-- Stated goal --
Check every line of the data below for the string "this", and copy the ones that hold it.

-- Given data --

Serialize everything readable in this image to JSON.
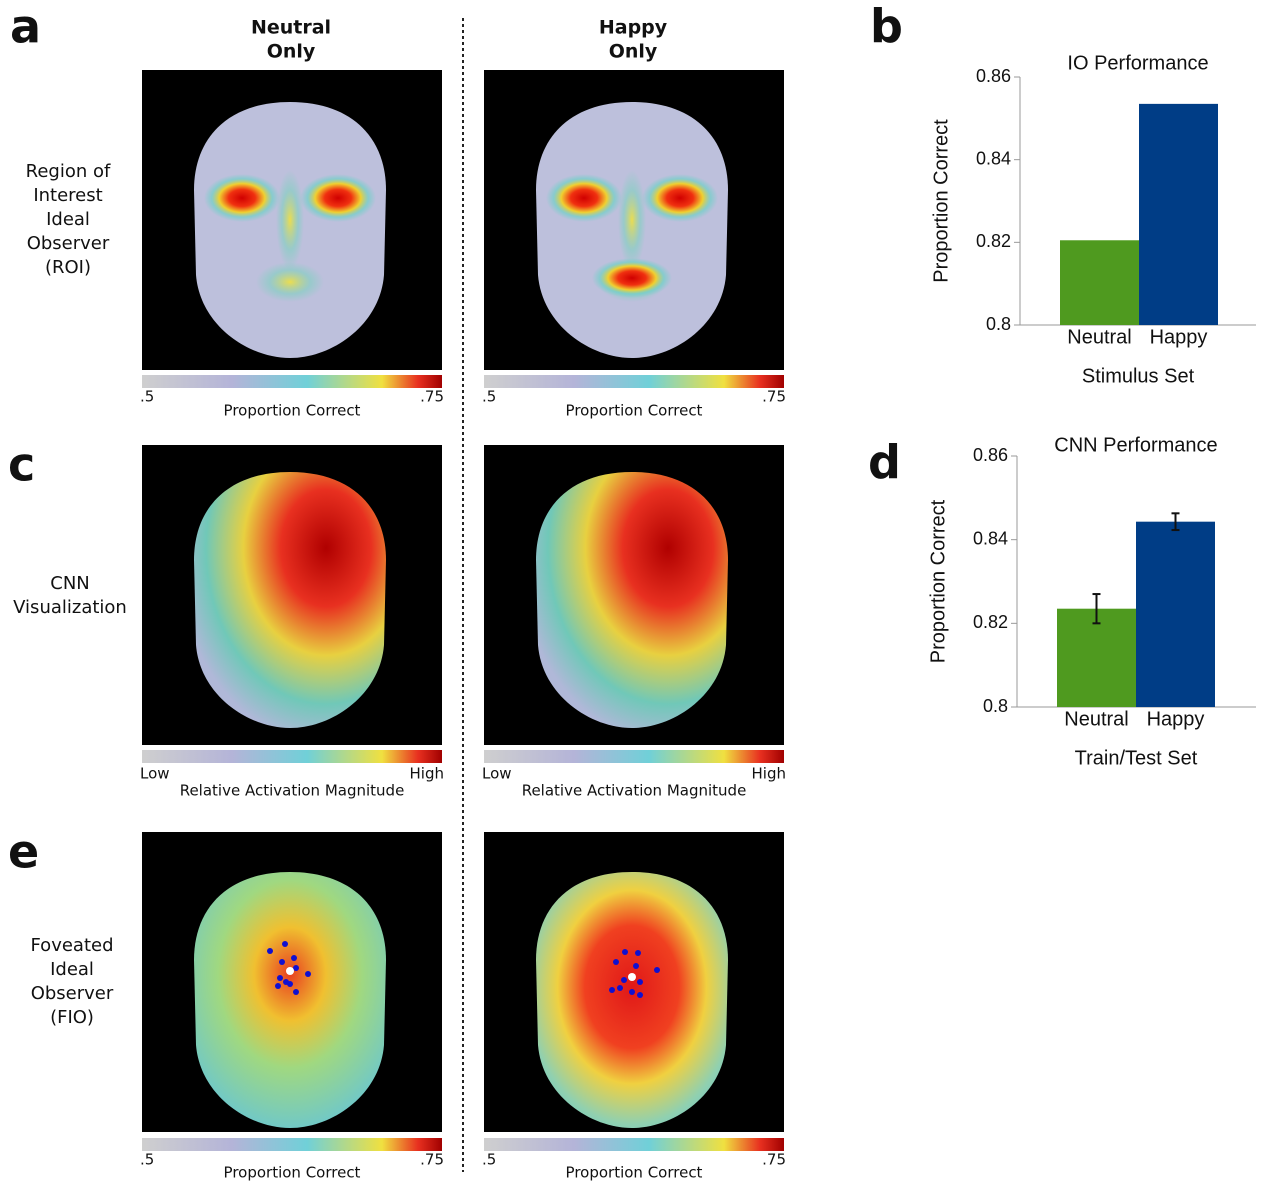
{
  "figure": {
    "panel_labels": [
      "a",
      "b",
      "c",
      "d",
      "e"
    ],
    "column_headers": [
      [
        "Neutral",
        "Only"
      ],
      [
        "Happy",
        "Only"
      ]
    ],
    "row_labels": [
      [
        "Region of",
        "Interest",
        "Ideal",
        "Observer",
        "(ROI)"
      ],
      [
        "CNN",
        "Visualization"
      ],
      [
        "Foveated",
        "Ideal",
        "Observer",
        "(FIO)"
      ]
    ],
    "colorbars": [
      {
        "low": ".5",
        "high": ".75",
        "label": "Proportion Correct"
      },
      {
        "low": "Low",
        "high": "High",
        "label": "Relative Activation Magnitude"
      }
    ]
  },
  "chart_data": [
    {
      "type": "bar",
      "title": "IO Performance",
      "y_label": "Proportion Correct",
      "x_label": "Stimulus Set",
      "categories": [
        "Neutral",
        "Happy"
      ],
      "values": [
        0.8205,
        0.8535
      ],
      "colors": [
        "#4f9a1f",
        "#003d86"
      ],
      "ylim": [
        0.8,
        0.86
      ],
      "yticks": [
        0.8,
        0.82,
        0.84,
        0.86
      ]
    },
    {
      "type": "bar",
      "title": "CNN Performance",
      "y_label": "Proportion Correct",
      "x_label": "Train/Test Set",
      "categories": [
        "Neutral",
        "Happy"
      ],
      "values": [
        0.8235,
        0.8443
      ],
      "errors": [
        0.0035,
        0.002
      ],
      "colors": [
        "#4f9a1f",
        "#003d86"
      ],
      "ylim": [
        0.8,
        0.86
      ],
      "yticks": [
        0.8,
        0.82,
        0.84,
        0.86
      ]
    }
  ]
}
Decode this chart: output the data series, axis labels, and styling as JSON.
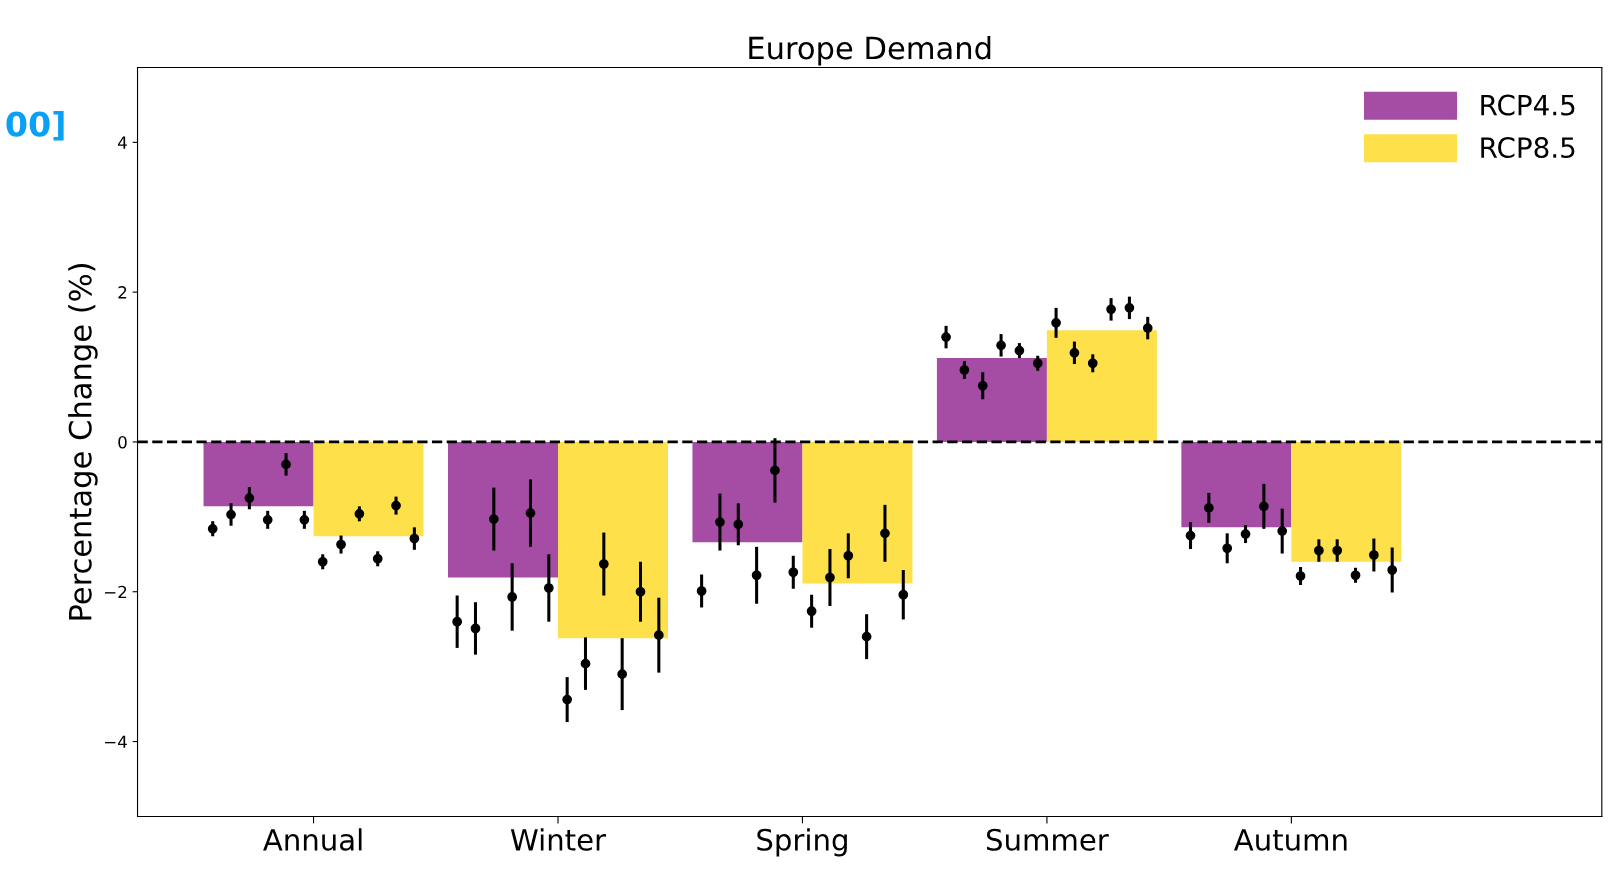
{
  "chart_data": {
    "type": "bar",
    "title": "Europe Demand",
    "ylabel": "Percentage Change (%)",
    "categories": [
      "Annual",
      "Winter",
      "Spring",
      "Summer",
      "Autumn"
    ],
    "ylim": [
      -5,
      5
    ],
    "yticks": [
      {
        "value": -4,
        "label": "−4"
      },
      {
        "value": -2,
        "label": "−2"
      },
      0,
      2,
      4
    ],
    "grid": false,
    "legend": "top right",
    "ref_lines": [
      {
        "axis": "y",
        "value": 0,
        "color": "#000000",
        "line_style": "dashed"
      }
    ],
    "annotations": [
      "00]"
    ],
    "series": [
      {
        "name": "RCP4.5",
        "color": "#a54ca5",
        "values": [
          -0.86,
          -1.81,
          -1.34,
          1.12,
          -1.14
        ]
      },
      {
        "name": "RCP8.5",
        "color": "#fde04a",
        "values": [
          -1.26,
          -2.62,
          -1.89,
          1.49,
          -1.6
        ]
      },
      {
        "type": "scatter",
        "color": "#000000",
        "marker": "circle",
        "values": [
          -1.16,
          -2.4,
          -1.99,
          1.4,
          -1.25
        ],
        "errors": [
          0.1,
          0.35,
          0.22,
          0.15,
          0.18
        ]
      },
      {
        "type": "scatter",
        "color": "#000000",
        "marker": "circle",
        "values": [
          -0.97,
          -2.49,
          -1.07,
          0.96,
          -0.88
        ],
        "errors": [
          0.15,
          0.35,
          0.38,
          0.12,
          0.2
        ]
      },
      {
        "type": "scatter",
        "color": "#000000",
        "marker": "circle",
        "values": [
          -0.75,
          -1.03,
          -1.1,
          0.75,
          -1.42
        ],
        "errors": [
          0.15,
          0.42,
          0.28,
          0.18,
          0.2
        ]
      },
      {
        "type": "scatter",
        "color": "#000000",
        "marker": "circle",
        "values": [
          -1.04,
          -2.07,
          -1.78,
          1.29,
          -1.23
        ],
        "errors": [
          0.12,
          0.45,
          0.38,
          0.15,
          0.12
        ]
      },
      {
        "type": "scatter",
        "color": "#000000",
        "marker": "circle",
        "values": [
          -0.3,
          -0.95,
          -0.38,
          1.22,
          -0.86
        ],
        "errors": [
          0.15,
          0.45,
          0.43,
          0.1,
          0.3
        ]
      },
      {
        "type": "scatter",
        "color": "#000000",
        "marker": "circle",
        "values": [
          -1.04,
          -1.95,
          -1.74,
          1.05,
          -1.19
        ],
        "errors": [
          0.12,
          0.45,
          0.22,
          0.1,
          0.3
        ]
      },
      {
        "type": "scatter",
        "color": "#000000",
        "marker": "circle",
        "values": [
          -1.6,
          -3.44,
          -2.26,
          1.59,
          -1.79
        ],
        "errors": [
          0.1,
          0.3,
          0.22,
          0.2,
          0.12
        ]
      },
      {
        "type": "scatter",
        "color": "#000000",
        "marker": "circle",
        "values": [
          -1.37,
          -2.96,
          -1.81,
          1.19,
          -1.45
        ],
        "errors": [
          0.12,
          0.35,
          0.38,
          0.15,
          0.15
        ]
      },
      {
        "type": "scatter",
        "color": "#000000",
        "marker": "circle",
        "values": [
          -0.96,
          -1.63,
          -1.52,
          1.05,
          -1.45
        ],
        "errors": [
          0.1,
          0.42,
          0.3,
          0.12,
          0.15
        ]
      },
      {
        "type": "scatter",
        "color": "#000000",
        "marker": "circle",
        "values": [
          -1.56,
          -3.1,
          -2.6,
          1.77,
          -1.78
        ],
        "errors": [
          0.1,
          0.48,
          0.3,
          0.15,
          0.1
        ]
      },
      {
        "type": "scatter",
        "color": "#000000",
        "marker": "circle",
        "values": [
          -0.85,
          -2.0,
          -1.22,
          1.79,
          -1.51
        ],
        "errors": [
          0.12,
          0.4,
          0.38,
          0.15,
          0.22
        ]
      },
      {
        "type": "scatter",
        "color": "#000000",
        "marker": "circle",
        "values": [
          -1.29,
          -2.58,
          -2.04,
          1.52,
          -1.71
        ],
        "errors": [
          0.15,
          0.5,
          0.33,
          0.15,
          0.3
        ]
      }
    ]
  }
}
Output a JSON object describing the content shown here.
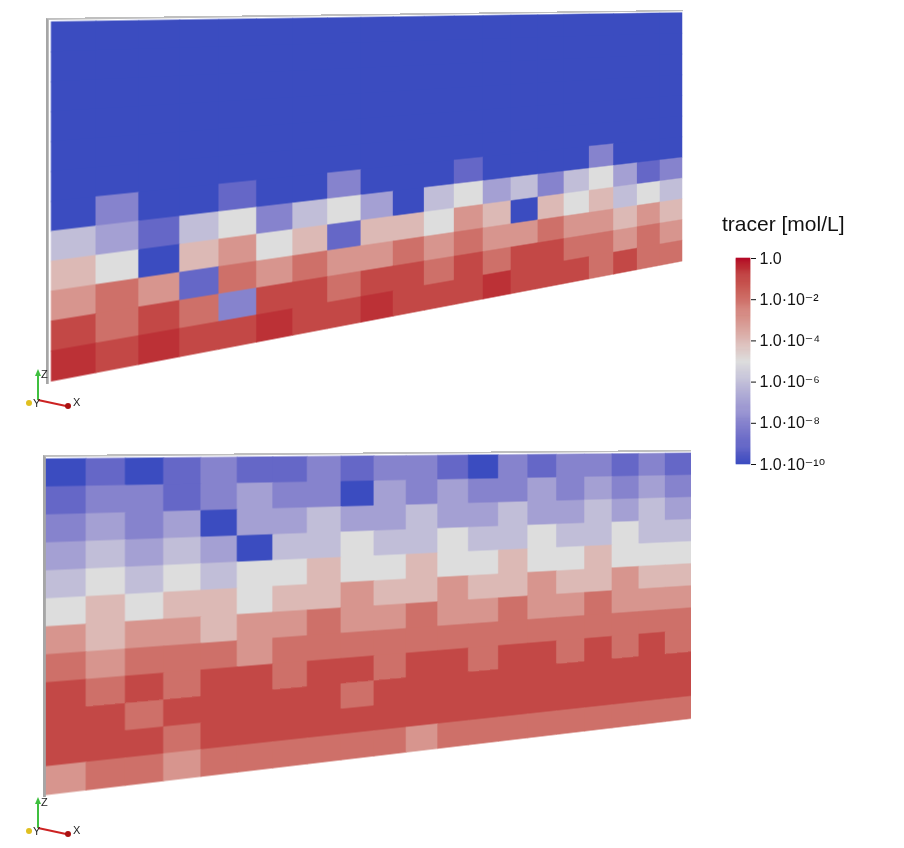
{
  "chart_data": {
    "type": "heatmap",
    "panels": [
      {
        "axes_labels": [
          "Z",
          "Y",
          "X"
        ],
        "values": [
          [
            1e-10,
            1e-10,
            1e-10,
            1e-10,
            1e-10,
            1e-10,
            1e-10,
            1e-10,
            1e-10,
            1e-10,
            1e-10,
            1e-10,
            1e-10,
            1e-10,
            1e-10,
            1e-10,
            1e-10,
            1e-10,
            1e-10,
            1e-10
          ],
          [
            1e-10,
            1e-10,
            1e-10,
            1e-10,
            1e-10,
            1e-10,
            1e-10,
            1e-10,
            1e-10,
            1e-10,
            1e-10,
            1e-10,
            1e-10,
            1e-10,
            1e-10,
            1e-10,
            1e-10,
            1e-10,
            1e-10,
            1e-10
          ],
          [
            1e-10,
            1e-10,
            1e-10,
            1e-10,
            1e-10,
            1e-10,
            1e-10,
            1e-10,
            1e-10,
            1e-10,
            1e-10,
            1e-10,
            1e-10,
            1e-10,
            1e-10,
            1e-10,
            1e-10,
            1e-10,
            1e-10,
            1e-10
          ],
          [
            1e-10,
            1e-10,
            1e-10,
            1e-10,
            1e-10,
            1e-10,
            1e-10,
            1e-10,
            1e-10,
            1e-10,
            1e-10,
            1e-10,
            1e-10,
            1e-10,
            1e-10,
            1e-10,
            1e-10,
            1e-10,
            1e-10,
            1e-10
          ],
          [
            1e-10,
            1e-10,
            1e-10,
            1e-10,
            1e-10,
            1e-10,
            1e-10,
            1e-10,
            1e-10,
            1e-10,
            1e-10,
            1e-10,
            1e-10,
            1e-10,
            1e-10,
            1e-10,
            1e-10,
            1e-10,
            1e-10,
            1e-10
          ],
          [
            1e-10,
            1e-10,
            1e-10,
            1e-10,
            1e-10,
            1e-10,
            1e-10,
            1e-10,
            1e-10,
            1e-10,
            1e-10,
            1e-10,
            1e-10,
            1e-10,
            1e-10,
            1e-10,
            1e-10,
            1e-10,
            1e-10,
            1e-10
          ],
          [
            1e-10,
            1e-08,
            1e-10,
            1e-10,
            1e-09,
            1e-10,
            1e-10,
            1e-08,
            1e-10,
            1e-10,
            1e-10,
            1e-09,
            1e-10,
            1e-10,
            1e-10,
            1e-10,
            1e-08,
            1e-10,
            1e-10,
            1e-10
          ],
          [
            1e-06,
            1e-07,
            1e-09,
            1e-06,
            1e-05,
            1e-08,
            1e-06,
            1e-05,
            1e-07,
            1e-10,
            1e-06,
            1e-05,
            1e-07,
            1e-06,
            1e-08,
            1e-06,
            1e-05,
            1e-07,
            1e-09,
            1e-08
          ],
          [
            0.0001,
            1e-05,
            1e-10,
            0.0001,
            0.001,
            1e-05,
            0.0001,
            1e-09,
            0.0001,
            0.0001,
            1e-05,
            0.001,
            0.0001,
            1e-10,
            0.0001,
            1e-05,
            0.0001,
            1e-06,
            1e-05,
            1e-06
          ],
          [
            0.001,
            0.01,
            0.001,
            1e-09,
            0.01,
            0.001,
            0.01,
            0.001,
            0.001,
            0.01,
            0.001,
            0.01,
            0.001,
            0.001,
            0.01,
            0.001,
            0.001,
            0.0001,
            0.001,
            0.0001
          ],
          [
            0.1,
            0.01,
            0.1,
            0.01,
            1e-08,
            0.1,
            0.1,
            0.01,
            0.1,
            0.1,
            0.01,
            0.1,
            0.01,
            0.1,
            0.1,
            0.01,
            0.01,
            0.001,
            0.01,
            0.001
          ],
          [
            0.3,
            0.1,
            0.3,
            0.1,
            0.1,
            0.3,
            0.1,
            0.1,
            0.3,
            0.1,
            0.1,
            0.1,
            0.3,
            0.1,
            0.1,
            0.1,
            0.01,
            0.1,
            0.01,
            0.01
          ]
        ]
      },
      {
        "axes_labels": [
          "Z",
          "Y",
          "X"
        ],
        "values": [
          [
            1e-10,
            1e-09,
            1e-10,
            1e-09,
            1e-08,
            1e-09,
            1e-09,
            1e-08,
            1e-09,
            1e-08,
            1e-08,
            1e-09,
            1e-10,
            1e-08,
            1e-09,
            1e-08,
            1e-08,
            1e-09,
            1e-08,
            1e-09
          ],
          [
            1e-09,
            1e-08,
            1e-08,
            1e-09,
            1e-08,
            1e-07,
            1e-08,
            1e-08,
            1e-10,
            1e-07,
            1e-08,
            1e-07,
            1e-08,
            1e-08,
            1e-07,
            1e-08,
            1e-07,
            1e-08,
            1e-07,
            1e-08
          ],
          [
            1e-08,
            1e-07,
            1e-08,
            1e-07,
            1e-10,
            1e-07,
            1e-07,
            1e-06,
            1e-07,
            1e-07,
            1e-06,
            1e-07,
            1e-07,
            1e-06,
            1e-07,
            1e-07,
            1e-06,
            1e-07,
            1e-06,
            1e-07
          ],
          [
            1e-07,
            1e-06,
            1e-07,
            1e-06,
            1e-07,
            1e-10,
            1e-06,
            1e-06,
            1e-05,
            1e-06,
            1e-06,
            1e-05,
            1e-06,
            1e-06,
            1e-05,
            1e-06,
            1e-06,
            1e-05,
            1e-06,
            1e-06
          ],
          [
            1e-06,
            1e-05,
            1e-06,
            1e-05,
            1e-06,
            1e-05,
            1e-05,
            0.0001,
            1e-05,
            1e-05,
            0.0001,
            1e-05,
            1e-05,
            0.0001,
            1e-05,
            1e-05,
            0.0001,
            1e-05,
            1e-05,
            1e-05
          ],
          [
            1e-05,
            0.0001,
            1e-05,
            0.0001,
            0.0001,
            1e-05,
            0.0001,
            0.0001,
            0.001,
            0.0001,
            0.0001,
            0.001,
            0.0001,
            0.0001,
            0.001,
            0.0001,
            0.0001,
            0.001,
            0.0001,
            0.0001
          ],
          [
            0.001,
            0.0001,
            0.001,
            0.001,
            0.0001,
            0.001,
            0.001,
            0.01,
            0.001,
            0.001,
            0.01,
            0.001,
            0.001,
            0.01,
            0.001,
            0.001,
            0.01,
            0.001,
            0.001,
            0.001
          ],
          [
            0.01,
            0.001,
            0.01,
            0.01,
            0.01,
            0.001,
            0.01,
            0.01,
            0.01,
            0.01,
            0.01,
            0.01,
            0.01,
            0.01,
            0.01,
            0.01,
            0.01,
            0.01,
            0.01,
            0.01
          ],
          [
            0.1,
            0.01,
            0.1,
            0.01,
            0.1,
            0.1,
            0.01,
            0.1,
            0.1,
            0.01,
            0.1,
            0.1,
            0.01,
            0.1,
            0.1,
            0.01,
            0.1,
            0.01,
            0.1,
            0.01
          ],
          [
            0.1,
            0.1,
            0.01,
            0.1,
            0.1,
            0.1,
            0.1,
            0.1,
            0.01,
            0.1,
            0.1,
            0.1,
            0.1,
            0.1,
            0.1,
            0.1,
            0.1,
            0.1,
            0.1,
            0.1
          ],
          [
            0.1,
            0.1,
            0.1,
            0.01,
            0.1,
            0.1,
            0.1,
            0.1,
            0.1,
            0.1,
            0.1,
            0.1,
            0.1,
            0.1,
            0.1,
            0.1,
            0.1,
            0.1,
            0.1,
            0.1
          ],
          [
            0.001,
            0.01,
            0.01,
            0.001,
            0.01,
            0.01,
            0.01,
            0.01,
            0.01,
            0.01,
            0.001,
            0.01,
            0.01,
            0.01,
            0.01,
            0.01,
            0.01,
            0.01,
            0.01,
            0.01
          ]
        ]
      }
    ],
    "colorbar": {
      "label": "tracer [mol/L]",
      "range": [
        1e-10,
        1
      ],
      "log": true,
      "colors": [
        "#3b4cc0",
        "#dddddd",
        "#b40426"
      ],
      "ticks": [
        {
          "value": 1,
          "label": "1.0"
        },
        {
          "value": 0.01,
          "label": "1.0·10⁻²"
        },
        {
          "value": 0.0001,
          "label": "1.0·10⁻⁴"
        },
        {
          "value": 1e-06,
          "label": "1.0·10⁻⁶"
        },
        {
          "value": 1e-08,
          "label": "1.0·10⁻⁸"
        },
        {
          "value": 1e-10,
          "label": "1.0·10⁻¹⁰"
        }
      ]
    }
  }
}
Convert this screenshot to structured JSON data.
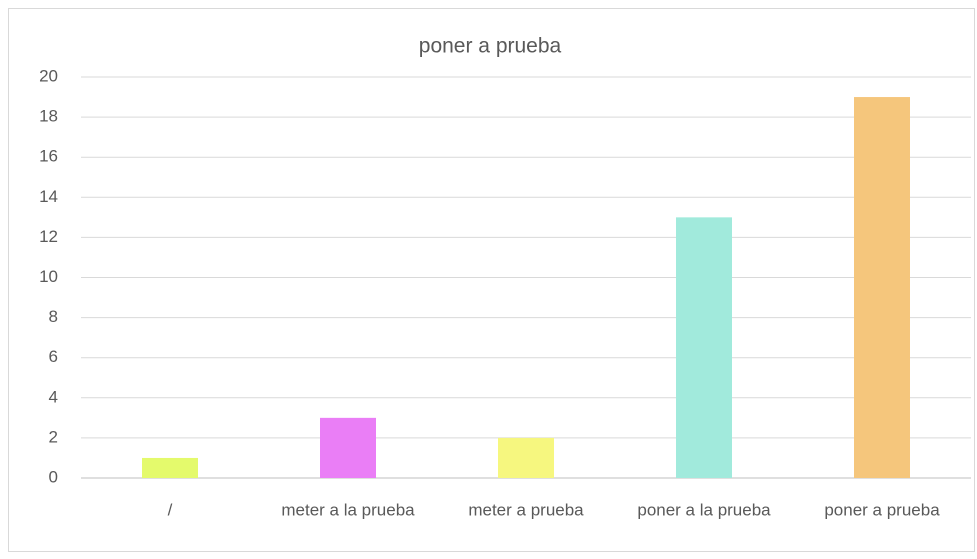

-- Solution to the exercise --
Serialize everything readable in this image to JSON.
Decode this chart: output the data series, axis labels, and styling as JSON.
Convert this screenshot to structured JSON data.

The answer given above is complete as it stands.